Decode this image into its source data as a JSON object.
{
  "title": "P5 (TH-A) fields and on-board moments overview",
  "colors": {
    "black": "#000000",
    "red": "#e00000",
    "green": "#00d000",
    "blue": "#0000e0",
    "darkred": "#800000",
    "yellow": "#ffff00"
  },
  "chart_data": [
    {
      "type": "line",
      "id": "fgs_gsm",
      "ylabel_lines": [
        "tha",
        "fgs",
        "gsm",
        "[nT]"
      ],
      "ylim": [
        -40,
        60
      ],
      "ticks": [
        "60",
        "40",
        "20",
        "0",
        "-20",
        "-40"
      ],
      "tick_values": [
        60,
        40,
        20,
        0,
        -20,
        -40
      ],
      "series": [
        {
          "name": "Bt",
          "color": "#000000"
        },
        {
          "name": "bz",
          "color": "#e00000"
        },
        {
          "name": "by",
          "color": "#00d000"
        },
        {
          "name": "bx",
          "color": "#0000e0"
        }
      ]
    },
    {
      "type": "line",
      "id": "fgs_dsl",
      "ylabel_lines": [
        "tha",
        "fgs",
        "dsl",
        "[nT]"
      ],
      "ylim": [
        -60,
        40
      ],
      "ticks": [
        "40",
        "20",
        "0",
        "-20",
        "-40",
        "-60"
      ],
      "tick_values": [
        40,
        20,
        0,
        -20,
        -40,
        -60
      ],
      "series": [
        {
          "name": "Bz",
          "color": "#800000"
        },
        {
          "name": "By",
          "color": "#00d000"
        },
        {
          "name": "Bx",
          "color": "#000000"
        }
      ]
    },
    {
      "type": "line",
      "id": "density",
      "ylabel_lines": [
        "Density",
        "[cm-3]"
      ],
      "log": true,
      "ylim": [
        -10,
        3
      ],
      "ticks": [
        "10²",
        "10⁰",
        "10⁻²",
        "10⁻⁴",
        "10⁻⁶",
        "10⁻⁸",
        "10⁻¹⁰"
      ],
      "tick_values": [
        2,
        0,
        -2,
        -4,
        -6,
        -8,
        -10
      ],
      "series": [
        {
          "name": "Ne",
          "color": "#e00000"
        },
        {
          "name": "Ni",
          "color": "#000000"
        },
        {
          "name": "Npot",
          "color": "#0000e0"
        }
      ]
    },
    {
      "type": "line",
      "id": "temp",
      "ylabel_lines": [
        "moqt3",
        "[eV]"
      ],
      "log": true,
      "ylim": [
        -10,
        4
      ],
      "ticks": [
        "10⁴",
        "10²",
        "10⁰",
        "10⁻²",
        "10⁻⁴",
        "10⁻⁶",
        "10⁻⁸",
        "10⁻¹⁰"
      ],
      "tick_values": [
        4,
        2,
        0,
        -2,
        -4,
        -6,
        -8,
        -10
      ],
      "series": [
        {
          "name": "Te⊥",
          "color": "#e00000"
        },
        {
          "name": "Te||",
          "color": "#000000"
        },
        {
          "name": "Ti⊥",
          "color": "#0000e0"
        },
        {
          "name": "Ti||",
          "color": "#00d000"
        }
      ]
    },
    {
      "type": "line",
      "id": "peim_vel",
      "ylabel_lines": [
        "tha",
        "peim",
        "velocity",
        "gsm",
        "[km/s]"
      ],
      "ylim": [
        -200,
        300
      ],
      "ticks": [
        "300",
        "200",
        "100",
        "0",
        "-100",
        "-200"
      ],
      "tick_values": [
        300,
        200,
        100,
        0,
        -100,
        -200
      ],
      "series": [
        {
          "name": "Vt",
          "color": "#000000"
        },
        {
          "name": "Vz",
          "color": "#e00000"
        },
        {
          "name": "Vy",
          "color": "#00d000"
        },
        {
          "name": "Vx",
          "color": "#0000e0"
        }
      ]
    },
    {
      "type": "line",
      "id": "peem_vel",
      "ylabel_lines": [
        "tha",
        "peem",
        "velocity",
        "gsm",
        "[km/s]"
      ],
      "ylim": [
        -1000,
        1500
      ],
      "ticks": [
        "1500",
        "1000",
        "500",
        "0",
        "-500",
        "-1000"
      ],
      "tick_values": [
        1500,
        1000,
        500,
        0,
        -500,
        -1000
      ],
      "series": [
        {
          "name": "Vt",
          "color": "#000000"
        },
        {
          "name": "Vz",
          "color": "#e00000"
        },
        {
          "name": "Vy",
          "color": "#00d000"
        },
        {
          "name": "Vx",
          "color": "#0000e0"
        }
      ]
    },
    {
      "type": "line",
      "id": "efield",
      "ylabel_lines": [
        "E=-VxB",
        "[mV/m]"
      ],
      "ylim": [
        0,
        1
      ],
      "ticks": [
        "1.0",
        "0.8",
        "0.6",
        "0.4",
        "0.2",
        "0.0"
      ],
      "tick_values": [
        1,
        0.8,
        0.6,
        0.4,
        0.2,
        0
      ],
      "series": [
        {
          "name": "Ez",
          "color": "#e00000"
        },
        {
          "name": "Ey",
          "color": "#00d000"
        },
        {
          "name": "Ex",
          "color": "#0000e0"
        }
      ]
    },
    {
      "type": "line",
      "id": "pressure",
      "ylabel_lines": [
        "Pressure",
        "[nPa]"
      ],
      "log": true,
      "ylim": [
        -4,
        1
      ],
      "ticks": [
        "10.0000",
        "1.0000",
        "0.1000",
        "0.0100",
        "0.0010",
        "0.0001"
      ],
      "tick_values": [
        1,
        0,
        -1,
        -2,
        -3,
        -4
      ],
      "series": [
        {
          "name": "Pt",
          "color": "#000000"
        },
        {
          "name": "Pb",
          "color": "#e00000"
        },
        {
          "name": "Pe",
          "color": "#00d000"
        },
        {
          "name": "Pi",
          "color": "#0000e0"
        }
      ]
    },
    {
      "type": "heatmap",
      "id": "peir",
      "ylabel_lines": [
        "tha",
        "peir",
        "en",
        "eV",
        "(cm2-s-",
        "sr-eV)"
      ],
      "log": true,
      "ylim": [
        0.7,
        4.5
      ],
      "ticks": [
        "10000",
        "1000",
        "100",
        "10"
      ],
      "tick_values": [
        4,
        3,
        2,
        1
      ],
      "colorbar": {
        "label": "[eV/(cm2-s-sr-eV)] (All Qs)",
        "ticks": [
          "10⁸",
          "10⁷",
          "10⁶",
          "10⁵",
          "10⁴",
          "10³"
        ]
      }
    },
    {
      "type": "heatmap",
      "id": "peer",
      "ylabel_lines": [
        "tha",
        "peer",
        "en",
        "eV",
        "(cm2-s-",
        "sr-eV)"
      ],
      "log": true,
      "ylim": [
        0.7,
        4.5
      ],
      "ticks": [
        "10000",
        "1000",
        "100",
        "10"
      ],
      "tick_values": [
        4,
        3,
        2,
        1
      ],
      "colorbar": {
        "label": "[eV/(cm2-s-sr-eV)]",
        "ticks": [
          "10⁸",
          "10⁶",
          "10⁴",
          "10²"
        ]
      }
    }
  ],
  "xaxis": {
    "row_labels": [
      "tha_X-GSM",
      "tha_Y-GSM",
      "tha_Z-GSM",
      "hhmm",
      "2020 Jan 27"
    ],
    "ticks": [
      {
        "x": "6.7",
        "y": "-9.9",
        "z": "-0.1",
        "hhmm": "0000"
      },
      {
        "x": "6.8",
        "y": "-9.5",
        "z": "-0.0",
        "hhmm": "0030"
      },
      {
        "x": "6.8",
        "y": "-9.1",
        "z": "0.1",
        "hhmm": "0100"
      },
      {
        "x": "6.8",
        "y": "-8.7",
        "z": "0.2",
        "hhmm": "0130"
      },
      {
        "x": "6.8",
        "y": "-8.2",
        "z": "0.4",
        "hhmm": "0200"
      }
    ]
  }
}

> _WORK INSTRUCTIONS_: Your task is to transcribe the material exactly.

> _COMPLETE ANSWER_:
Decode this image into its source data as a JSON object.
{
  "title": "P5 (TH-A) fields and on-board moments overview",
  "colors": {
    "black": "#000000",
    "red": "#e00000",
    "green": "#00d000",
    "blue": "#0000e0",
    "darkred": "#800000",
    "yellow": "#ffff00"
  },
  "chart_data": [
    {
      "type": "line",
      "id": "fgs_gsm",
      "ylabel_lines": [
        "tha",
        "fgs",
        "gsm",
        "[nT]"
      ],
      "ylim": [
        -40,
        60
      ],
      "ticks": [
        "60",
        "40",
        "20",
        "0",
        "-20",
        "-40"
      ],
      "tick_values": [
        60,
        40,
        20,
        0,
        -20,
        -40
      ],
      "series": [
        {
          "name": "Bt",
          "color": "#000000"
        },
        {
          "name": "bz",
          "color": "#e00000"
        },
        {
          "name": "by",
          "color": "#00d000"
        },
        {
          "name": "bx",
          "color": "#0000e0"
        }
      ]
    },
    {
      "type": "line",
      "id": "fgs_dsl",
      "ylabel_lines": [
        "tha",
        "fgs",
        "dsl",
        "[nT]"
      ],
      "ylim": [
        -60,
        40
      ],
      "ticks": [
        "40",
        "20",
        "0",
        "-20",
        "-40",
        "-60"
      ],
      "tick_values": [
        40,
        20,
        0,
        -20,
        -40,
        -60
      ],
      "series": [
        {
          "name": "Bz",
          "color": "#800000"
        },
        {
          "name": "By",
          "color": "#00d000"
        },
        {
          "name": "Bx",
          "color": "#000000"
        }
      ]
    },
    {
      "type": "line",
      "id": "density",
      "ylabel_lines": [
        "Density",
        "[cm-3]"
      ],
      "log": true,
      "ylim": [
        -10,
        3
      ],
      "ticks": [
        "10²",
        "10⁰",
        "10⁻²",
        "10⁻⁴",
        "10⁻⁶",
        "10⁻⁸",
        "10⁻¹⁰"
      ],
      "tick_values": [
        2,
        0,
        -2,
        -4,
        -6,
        -8,
        -10
      ],
      "series": [
        {
          "name": "Ne",
          "color": "#e00000"
        },
        {
          "name": "Ni",
          "color": "#000000"
        },
        {
          "name": "Npot",
          "color": "#0000e0"
        }
      ]
    },
    {
      "type": "line",
      "id": "temp",
      "ylabel_lines": [
        "moqt3",
        "[eV]"
      ],
      "log": true,
      "ylim": [
        -10,
        4
      ],
      "ticks": [
        "10⁴",
        "10²",
        "10⁰",
        "10⁻²",
        "10⁻⁴",
        "10⁻⁶",
        "10⁻⁸",
        "10⁻¹⁰"
      ],
      "tick_values": [
        4,
        2,
        0,
        -2,
        -4,
        -6,
        -8,
        -10
      ],
      "series": [
        {
          "name": "Te⊥",
          "color": "#e00000"
        },
        {
          "name": "Te||",
          "color": "#000000"
        },
        {
          "name": "Ti⊥",
          "color": "#0000e0"
        },
        {
          "name": "Ti||",
          "color": "#00d000"
        }
      ]
    },
    {
      "type": "line",
      "id": "peim_vel",
      "ylabel_lines": [
        "tha",
        "peim",
        "velocity",
        "gsm",
        "[km/s]"
      ],
      "ylim": [
        -200,
        300
      ],
      "ticks": [
        "300",
        "200",
        "100",
        "0",
        "-100",
        "-200"
      ],
      "tick_values": [
        300,
        200,
        100,
        0,
        -100,
        -200
      ],
      "series": [
        {
          "name": "Vt",
          "color": "#000000"
        },
        {
          "name": "Vz",
          "color": "#e00000"
        },
        {
          "name": "Vy",
          "color": "#00d000"
        },
        {
          "name": "Vx",
          "color": "#0000e0"
        }
      ]
    },
    {
      "type": "line",
      "id": "peem_vel",
      "ylabel_lines": [
        "tha",
        "peem",
        "velocity",
        "gsm",
        "[km/s]"
      ],
      "ylim": [
        -1000,
        1500
      ],
      "ticks": [
        "1500",
        "1000",
        "500",
        "0",
        "-500",
        "-1000"
      ],
      "tick_values": [
        1500,
        1000,
        500,
        0,
        -500,
        -1000
      ],
      "series": [
        {
          "name": "Vt",
          "color": "#000000"
        },
        {
          "name": "Vz",
          "color": "#e00000"
        },
        {
          "name": "Vy",
          "color": "#00d000"
        },
        {
          "name": "Vx",
          "color": "#0000e0"
        }
      ]
    },
    {
      "type": "line",
      "id": "efield",
      "ylabel_lines": [
        "E=-VxB",
        "[mV/m]"
      ],
      "ylim": [
        0,
        1
      ],
      "ticks": [
        "1.0",
        "0.8",
        "0.6",
        "0.4",
        "0.2",
        "0.0"
      ],
      "tick_values": [
        1,
        0.8,
        0.6,
        0.4,
        0.2,
        0
      ],
      "series": [
        {
          "name": "Ez",
          "color": "#e00000"
        },
        {
          "name": "Ey",
          "color": "#00d000"
        },
        {
          "name": "Ex",
          "color": "#0000e0"
        }
      ]
    },
    {
      "type": "line",
      "id": "pressure",
      "ylabel_lines": [
        "Pressure",
        "[nPa]"
      ],
      "log": true,
      "ylim": [
        -4,
        1
      ],
      "ticks": [
        "10.0000",
        "1.0000",
        "0.1000",
        "0.0100",
        "0.0010",
        "0.0001"
      ],
      "tick_values": [
        1,
        0,
        -1,
        -2,
        -3,
        -4
      ],
      "series": [
        {
          "name": "Pt",
          "color": "#000000"
        },
        {
          "name": "Pb",
          "color": "#e00000"
        },
        {
          "name": "Pe",
          "color": "#00d000"
        },
        {
          "name": "Pi",
          "color": "#0000e0"
        }
      ]
    },
    {
      "type": "heatmap",
      "id": "peir",
      "ylabel_lines": [
        "tha",
        "peir",
        "en",
        "eV",
        "(cm2-s-",
        "sr-eV)"
      ],
      "log": true,
      "ylim": [
        0.7,
        4.5
      ],
      "ticks": [
        "10000",
        "1000",
        "100",
        "10"
      ],
      "tick_values": [
        4,
        3,
        2,
        1
      ],
      "colorbar": {
        "label": "[eV/(cm2-s-sr-eV)] (All Qs)",
        "ticks": [
          "10⁸",
          "10⁷",
          "10⁶",
          "10⁵",
          "10⁴",
          "10³"
        ]
      }
    },
    {
      "type": "heatmap",
      "id": "peer",
      "ylabel_lines": [
        "tha",
        "peer",
        "en",
        "eV",
        "(cm2-s-",
        "sr-eV)"
      ],
      "log": true,
      "ylim": [
        0.7,
        4.5
      ],
      "ticks": [
        "10000",
        "1000",
        "100",
        "10"
      ],
      "tick_values": [
        4,
        3,
        2,
        1
      ],
      "colorbar": {
        "label": "[eV/(cm2-s-sr-eV)]",
        "ticks": [
          "10⁸",
          "10⁶",
          "10⁴",
          "10²"
        ]
      }
    }
  ],
  "xaxis": {
    "row_labels": [
      "tha_X-GSM",
      "tha_Y-GSM",
      "tha_Z-GSM",
      "hhmm",
      "2020 Jan 27"
    ],
    "ticks": [
      {
        "x": "6.7",
        "y": "-9.9",
        "z": "-0.1",
        "hhmm": "0000"
      },
      {
        "x": "6.8",
        "y": "-9.5",
        "z": "-0.0",
        "hhmm": "0030"
      },
      {
        "x": "6.8",
        "y": "-9.1",
        "z": "0.1",
        "hhmm": "0100"
      },
      {
        "x": "6.8",
        "y": "-8.7",
        "z": "0.2",
        "hhmm": "0130"
      },
      {
        "x": "6.8",
        "y": "-8.2",
        "z": "0.4",
        "hhmm": "0200"
      }
    ]
  }
}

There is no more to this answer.